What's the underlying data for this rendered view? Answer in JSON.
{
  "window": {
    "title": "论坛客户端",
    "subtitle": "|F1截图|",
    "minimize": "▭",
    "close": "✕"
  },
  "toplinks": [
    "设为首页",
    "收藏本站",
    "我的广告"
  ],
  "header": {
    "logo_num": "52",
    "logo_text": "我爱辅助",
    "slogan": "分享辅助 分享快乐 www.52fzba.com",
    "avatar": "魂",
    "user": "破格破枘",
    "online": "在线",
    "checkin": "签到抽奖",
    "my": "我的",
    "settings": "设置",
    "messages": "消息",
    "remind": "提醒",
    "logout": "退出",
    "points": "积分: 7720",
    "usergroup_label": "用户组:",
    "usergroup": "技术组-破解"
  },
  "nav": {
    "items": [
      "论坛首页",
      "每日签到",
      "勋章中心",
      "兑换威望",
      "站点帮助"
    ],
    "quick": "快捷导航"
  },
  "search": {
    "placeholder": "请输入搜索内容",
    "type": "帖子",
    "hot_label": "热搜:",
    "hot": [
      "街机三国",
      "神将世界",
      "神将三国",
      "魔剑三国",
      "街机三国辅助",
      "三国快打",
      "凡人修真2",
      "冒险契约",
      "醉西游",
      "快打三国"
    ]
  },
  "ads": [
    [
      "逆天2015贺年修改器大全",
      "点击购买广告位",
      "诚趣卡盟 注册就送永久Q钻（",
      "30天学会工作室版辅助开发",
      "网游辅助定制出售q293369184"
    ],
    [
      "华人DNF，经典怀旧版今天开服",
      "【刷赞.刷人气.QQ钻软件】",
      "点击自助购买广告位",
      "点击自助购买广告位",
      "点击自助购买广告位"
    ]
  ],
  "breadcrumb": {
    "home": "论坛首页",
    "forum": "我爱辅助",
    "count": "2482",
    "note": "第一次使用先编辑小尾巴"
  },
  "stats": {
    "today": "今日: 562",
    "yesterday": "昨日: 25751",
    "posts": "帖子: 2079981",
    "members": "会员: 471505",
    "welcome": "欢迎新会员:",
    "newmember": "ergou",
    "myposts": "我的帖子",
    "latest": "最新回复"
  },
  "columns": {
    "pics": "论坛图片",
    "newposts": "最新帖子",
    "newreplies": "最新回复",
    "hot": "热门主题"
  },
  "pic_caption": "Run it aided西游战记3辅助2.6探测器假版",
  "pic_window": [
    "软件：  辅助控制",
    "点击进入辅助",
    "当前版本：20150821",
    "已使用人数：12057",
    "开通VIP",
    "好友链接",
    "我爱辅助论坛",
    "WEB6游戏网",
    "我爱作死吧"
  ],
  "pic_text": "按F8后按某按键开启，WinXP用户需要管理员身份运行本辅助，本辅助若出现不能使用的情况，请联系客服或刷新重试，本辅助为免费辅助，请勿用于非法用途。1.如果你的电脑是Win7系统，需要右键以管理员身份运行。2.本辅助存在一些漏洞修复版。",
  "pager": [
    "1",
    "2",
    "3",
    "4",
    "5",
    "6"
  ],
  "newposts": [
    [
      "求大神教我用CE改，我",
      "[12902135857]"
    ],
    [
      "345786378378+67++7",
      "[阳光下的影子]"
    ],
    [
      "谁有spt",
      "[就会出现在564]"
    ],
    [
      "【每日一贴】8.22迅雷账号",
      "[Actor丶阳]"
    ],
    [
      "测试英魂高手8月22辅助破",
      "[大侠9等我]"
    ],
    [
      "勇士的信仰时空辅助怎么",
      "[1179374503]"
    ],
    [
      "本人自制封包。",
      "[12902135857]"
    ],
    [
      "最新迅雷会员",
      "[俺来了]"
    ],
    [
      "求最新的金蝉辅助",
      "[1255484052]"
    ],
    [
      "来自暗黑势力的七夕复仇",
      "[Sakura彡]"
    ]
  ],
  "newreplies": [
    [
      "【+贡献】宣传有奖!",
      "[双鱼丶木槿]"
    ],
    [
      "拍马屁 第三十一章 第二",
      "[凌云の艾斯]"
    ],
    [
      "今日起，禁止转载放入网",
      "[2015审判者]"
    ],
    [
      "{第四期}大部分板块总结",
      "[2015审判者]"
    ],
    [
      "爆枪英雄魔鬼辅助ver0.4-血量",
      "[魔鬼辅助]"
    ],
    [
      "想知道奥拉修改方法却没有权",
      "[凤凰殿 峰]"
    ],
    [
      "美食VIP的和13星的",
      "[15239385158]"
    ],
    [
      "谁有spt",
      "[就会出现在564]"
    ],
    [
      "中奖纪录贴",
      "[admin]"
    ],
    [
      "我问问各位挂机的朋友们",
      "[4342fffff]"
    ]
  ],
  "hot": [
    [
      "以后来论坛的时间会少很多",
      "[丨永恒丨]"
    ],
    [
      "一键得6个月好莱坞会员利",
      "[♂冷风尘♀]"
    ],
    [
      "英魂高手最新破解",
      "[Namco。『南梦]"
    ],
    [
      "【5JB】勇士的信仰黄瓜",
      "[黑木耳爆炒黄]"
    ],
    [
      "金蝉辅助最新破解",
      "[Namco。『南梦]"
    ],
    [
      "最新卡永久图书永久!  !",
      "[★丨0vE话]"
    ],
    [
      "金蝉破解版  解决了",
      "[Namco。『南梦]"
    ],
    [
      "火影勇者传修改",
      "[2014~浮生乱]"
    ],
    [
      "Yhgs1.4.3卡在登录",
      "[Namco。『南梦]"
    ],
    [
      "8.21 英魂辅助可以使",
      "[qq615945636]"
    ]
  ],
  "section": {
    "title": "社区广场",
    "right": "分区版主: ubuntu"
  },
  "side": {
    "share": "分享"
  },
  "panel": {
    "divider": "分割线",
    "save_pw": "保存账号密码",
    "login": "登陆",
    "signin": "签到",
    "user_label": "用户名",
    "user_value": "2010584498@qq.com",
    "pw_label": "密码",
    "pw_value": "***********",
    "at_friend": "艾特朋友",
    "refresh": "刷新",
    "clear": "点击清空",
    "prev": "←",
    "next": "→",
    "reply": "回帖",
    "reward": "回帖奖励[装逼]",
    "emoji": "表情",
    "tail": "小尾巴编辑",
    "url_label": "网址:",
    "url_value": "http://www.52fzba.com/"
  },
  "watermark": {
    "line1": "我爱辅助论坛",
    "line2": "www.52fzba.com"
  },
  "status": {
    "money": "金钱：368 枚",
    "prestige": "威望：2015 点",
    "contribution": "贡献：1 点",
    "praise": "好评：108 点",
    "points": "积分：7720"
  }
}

===============

▶ Written task
Transcribe the data above in full, exactly.

▶ Result of the exercise
What's the underlying data for this rendered view? Answer in JSON.
{
  "window": {
    "title": "论坛客户端",
    "subtitle": "|F1截图|",
    "minimize": "▭",
    "close": "✕"
  },
  "toplinks": [
    "设为首页",
    "收藏本站",
    "我的广告"
  ],
  "header": {
    "logo_num": "52",
    "logo_text": "我爱辅助",
    "slogan": "分享辅助 分享快乐 www.52fzba.com",
    "avatar": "魂",
    "user": "破格破枘",
    "online": "在线",
    "checkin": "签到抽奖",
    "my": "我的",
    "settings": "设置",
    "messages": "消息",
    "remind": "提醒",
    "logout": "退出",
    "points": "积分: 7720",
    "usergroup_label": "用户组:",
    "usergroup": "技术组-破解"
  },
  "nav": {
    "items": [
      "论坛首页",
      "每日签到",
      "勋章中心",
      "兑换威望",
      "站点帮助"
    ],
    "quick": "快捷导航"
  },
  "search": {
    "placeholder": "请输入搜索内容",
    "type": "帖子",
    "hot_label": "热搜:",
    "hot": [
      "街机三国",
      "神将世界",
      "神将三国",
      "魔剑三国",
      "街机三国辅助",
      "三国快打",
      "凡人修真2",
      "冒险契约",
      "醉西游",
      "快打三国"
    ]
  },
  "ads": [
    [
      "逆天2015贺年修改器大全",
      "点击购买广告位",
      "诚趣卡盟 注册就送永久Q钻（",
      "30天学会工作室版辅助开发",
      "网游辅助定制出售q293369184"
    ],
    [
      "华人DNF，经典怀旧版今天开服",
      "【刷赞.刷人气.QQ钻软件】",
      "点击自助购买广告位",
      "点击自助购买广告位",
      "点击自助购买广告位"
    ]
  ],
  "breadcrumb": {
    "home": "论坛首页",
    "forum": "我爱辅助",
    "count": "2482",
    "note": "第一次使用先编辑小尾巴"
  },
  "stats": {
    "today": "今日: 562",
    "yesterday": "昨日: 25751",
    "posts": "帖子: 2079981",
    "members": "会员: 471505",
    "welcome": "欢迎新会员:",
    "newmember": "ergou",
    "myposts": "我的帖子",
    "latest": "最新回复"
  },
  "columns": {
    "pics": "论坛图片",
    "newposts": "最新帖子",
    "newreplies": "最新回复",
    "hot": "热门主题"
  },
  "pic_caption": "Run it aided西游战记3辅助2.6探测器假版",
  "pic_window": [
    "软件：  辅助控制",
    "点击进入辅助",
    "当前版本：20150821",
    "已使用人数：12057",
    "开通VIP",
    "好友链接",
    "我爱辅助论坛",
    "WEB6游戏网",
    "我爱作死吧"
  ],
  "pic_text": "按F8后按某按键开启，WinXP用户需要管理员身份运行本辅助，本辅助若出现不能使用的情况，请联系客服或刷新重试，本辅助为免费辅助，请勿用于非法用途。1.如果你的电脑是Win7系统，需要右键以管理员身份运行。2.本辅助存在一些漏洞修复版。",
  "pager": [
    "1",
    "2",
    "3",
    "4",
    "5",
    "6"
  ],
  "newposts": [
    [
      "求大神教我用CE改，我",
      "[12902135857]"
    ],
    [
      "345786378378+67++7",
      "[阳光下的影子]"
    ],
    [
      "谁有spt",
      "[就会出现在564]"
    ],
    [
      "【每日一贴】8.22迅雷账号",
      "[Actor丶阳]"
    ],
    [
      "测试英魂高手8月22辅助破",
      "[大侠9等我]"
    ],
    [
      "勇士的信仰时空辅助怎么",
      "[1179374503]"
    ],
    [
      "本人自制封包。",
      "[12902135857]"
    ],
    [
      "最新迅雷会员",
      "[俺来了]"
    ],
    [
      "求最新的金蝉辅助",
      "[1255484052]"
    ],
    [
      "来自暗黑势力的七夕复仇",
      "[Sakura彡]"
    ]
  ],
  "newreplies": [
    [
      "【+贡献】宣传有奖!",
      "[双鱼丶木槿]"
    ],
    [
      "拍马屁 第三十一章 第二",
      "[凌云の艾斯]"
    ],
    [
      "今日起，禁止转载放入网",
      "[2015审判者]"
    ],
    [
      "{第四期}大部分板块总结",
      "[2015审判者]"
    ],
    [
      "爆枪英雄魔鬼辅助ver0.4-血量",
      "[魔鬼辅助]"
    ],
    [
      "想知道奥拉修改方法却没有权",
      "[凤凰殿 峰]"
    ],
    [
      "美食VIP的和13星的",
      "[15239385158]"
    ],
    [
      "谁有spt",
      "[就会出现在564]"
    ],
    [
      "中奖纪录贴",
      "[admin]"
    ],
    [
      "我问问各位挂机的朋友们",
      "[4342fffff]"
    ]
  ],
  "hot": [
    [
      "以后来论坛的时间会少很多",
      "[丨永恒丨]"
    ],
    [
      "一键得6个月好莱坞会员利",
      "[♂冷风尘♀]"
    ],
    [
      "英魂高手最新破解",
      "[Namco。『南梦]"
    ],
    [
      "【5JB】勇士的信仰黄瓜",
      "[黑木耳爆炒黄]"
    ],
    [
      "金蝉辅助最新破解",
      "[Namco。『南梦]"
    ],
    [
      "最新卡永久图书永久!  !",
      "[★丨0vE话]"
    ],
    [
      "金蝉破解版  解决了",
      "[Namco。『南梦]"
    ],
    [
      "火影勇者传修改",
      "[2014~浮生乱]"
    ],
    [
      "Yhgs1.4.3卡在登录",
      "[Namco。『南梦]"
    ],
    [
      "8.21 英魂辅助可以使",
      "[qq615945636]"
    ]
  ],
  "section": {
    "title": "社区广场",
    "right": "分区版主: ubuntu"
  },
  "side": {
    "share": "分享"
  },
  "panel": {
    "divider": "分割线",
    "save_pw": "保存账号密码",
    "login": "登陆",
    "signin": "签到",
    "user_label": "用户名",
    "user_value": "2010584498@qq.com",
    "pw_label": "密码",
    "pw_value": "***********",
    "at_friend": "艾特朋友",
    "refresh": "刷新",
    "clear": "点击清空",
    "prev": "←",
    "next": "→",
    "reply": "回帖",
    "reward": "回帖奖励[装逼]",
    "emoji": "表情",
    "tail": "小尾巴编辑",
    "url_label": "网址:",
    "url_value": "http://www.52fzba.com/"
  },
  "watermark": {
    "line1": "我爱辅助论坛",
    "line2": "www.52fzba.com"
  },
  "status": {
    "money": "金钱：368 枚",
    "prestige": "威望：2015 点",
    "contribution": "贡献：1 点",
    "praise": "好评：108 点",
    "points": "积分：7720"
  }
}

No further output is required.